▸ What is being asked:
Every line of the data must be copied exactly.

▸ Listed entries:
┌────────
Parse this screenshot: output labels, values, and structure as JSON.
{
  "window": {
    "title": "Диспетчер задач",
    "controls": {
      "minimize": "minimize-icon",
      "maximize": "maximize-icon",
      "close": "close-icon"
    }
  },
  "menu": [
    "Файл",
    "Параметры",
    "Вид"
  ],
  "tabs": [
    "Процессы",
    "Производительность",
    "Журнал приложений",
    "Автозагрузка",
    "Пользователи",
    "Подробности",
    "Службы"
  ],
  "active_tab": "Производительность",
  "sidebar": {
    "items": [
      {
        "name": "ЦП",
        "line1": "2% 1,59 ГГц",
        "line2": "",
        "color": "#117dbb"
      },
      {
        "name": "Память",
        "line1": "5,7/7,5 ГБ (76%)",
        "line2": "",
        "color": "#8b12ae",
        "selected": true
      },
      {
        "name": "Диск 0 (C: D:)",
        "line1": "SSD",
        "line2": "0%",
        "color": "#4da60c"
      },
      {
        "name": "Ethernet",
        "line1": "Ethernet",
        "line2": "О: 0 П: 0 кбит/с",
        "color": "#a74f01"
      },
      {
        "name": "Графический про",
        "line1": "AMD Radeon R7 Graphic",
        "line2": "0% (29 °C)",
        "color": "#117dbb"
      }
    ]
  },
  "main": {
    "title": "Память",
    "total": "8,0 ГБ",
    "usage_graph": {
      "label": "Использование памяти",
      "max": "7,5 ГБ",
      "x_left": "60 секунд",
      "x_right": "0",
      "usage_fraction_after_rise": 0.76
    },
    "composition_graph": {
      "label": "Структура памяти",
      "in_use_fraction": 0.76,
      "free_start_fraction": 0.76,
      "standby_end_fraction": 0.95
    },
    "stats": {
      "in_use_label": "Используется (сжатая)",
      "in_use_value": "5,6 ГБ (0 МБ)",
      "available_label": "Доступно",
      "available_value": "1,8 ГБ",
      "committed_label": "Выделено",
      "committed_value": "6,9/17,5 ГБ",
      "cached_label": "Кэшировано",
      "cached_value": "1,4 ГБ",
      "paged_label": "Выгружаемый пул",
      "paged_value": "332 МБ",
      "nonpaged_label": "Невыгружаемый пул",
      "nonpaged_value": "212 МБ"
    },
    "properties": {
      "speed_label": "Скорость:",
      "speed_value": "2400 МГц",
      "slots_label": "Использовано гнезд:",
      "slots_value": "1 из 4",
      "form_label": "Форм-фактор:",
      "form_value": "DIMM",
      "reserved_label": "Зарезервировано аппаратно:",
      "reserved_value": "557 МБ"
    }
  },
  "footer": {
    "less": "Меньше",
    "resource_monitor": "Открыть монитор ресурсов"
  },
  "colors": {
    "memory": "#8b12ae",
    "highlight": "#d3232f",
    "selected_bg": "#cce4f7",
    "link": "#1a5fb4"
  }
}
└────────
▸ Full response:
Parse this screenshot: output labels, values, and structure as JSON.
{
  "window": {
    "title": "Диспетчер задач",
    "controls": {
      "minimize": "minimize-icon",
      "maximize": "maximize-icon",
      "close": "close-icon"
    }
  },
  "menu": [
    "Файл",
    "Параметры",
    "Вид"
  ],
  "tabs": [
    "Процессы",
    "Производительность",
    "Журнал приложений",
    "Автозагрузка",
    "Пользователи",
    "Подробности",
    "Службы"
  ],
  "active_tab": "Производительность",
  "sidebar": {
    "items": [
      {
        "name": "ЦП",
        "line1": "2% 1,59 ГГц",
        "line2": "",
        "color": "#117dbb"
      },
      {
        "name": "Память",
        "line1": "5,7/7,5 ГБ (76%)",
        "line2": "",
        "color": "#8b12ae",
        "selected": true
      },
      {
        "name": "Диск 0 (C: D:)",
        "line1": "SSD",
        "line2": "0%",
        "color": "#4da60c"
      },
      {
        "name": "Ethernet",
        "line1": "Ethernet",
        "line2": "О: 0 П: 0 кбит/с",
        "color": "#a74f01"
      },
      {
        "name": "Графический про",
        "line1": "AMD Radeon R7 Graphic",
        "line2": "0% (29 °C)",
        "color": "#117dbb"
      }
    ]
  },
  "main": {
    "title": "Память",
    "total": "8,0 ГБ",
    "usage_graph": {
      "label": "Использование памяти",
      "max": "7,5 ГБ",
      "x_left": "60 секунд",
      "x_right": "0",
      "usage_fraction_after_rise": 0.76
    },
    "composition_graph": {
      "label": "Структура памяти",
      "in_use_fraction": 0.76,
      "free_start_fraction": 0.76,
      "standby_end_fraction": 0.95
    },
    "stats": {
      "in_use_label": "Используется (сжатая)",
      "in_use_value": "5,6 ГБ (0 МБ)",
      "available_label": "Доступно",
      "available_value": "1,8 ГБ",
      "committed_label": "Выделено",
      "committed_value": "6,9/17,5 ГБ",
      "cached_label": "Кэшировано",
      "cached_value": "1,4 ГБ",
      "paged_label": "Выгружаемый пул",
      "paged_value": "332 МБ",
      "nonpaged_label": "Невыгружаемый пул",
      "nonpaged_value": "212 МБ"
    },
    "properties": {
      "speed_label": "Скорость:",
      "speed_value": "2400 МГц",
      "slots_label": "Использовано гнезд:",
      "slots_value": "1 из 4",
      "form_label": "Форм-фактор:",
      "form_value": "DIMM",
      "reserved_label": "Зарезервировано аппаратно:",
      "reserved_value": "557 МБ"
    }
  },
  "footer": {
    "less": "Меньше",
    "resource_monitor": "Открыть монитор ресурсов"
  },
  "colors": {
    "memory": "#8b12ae",
    "highlight": "#d3232f",
    "selected_bg": "#cce4f7",
    "link": "#1a5fb4"
  }
}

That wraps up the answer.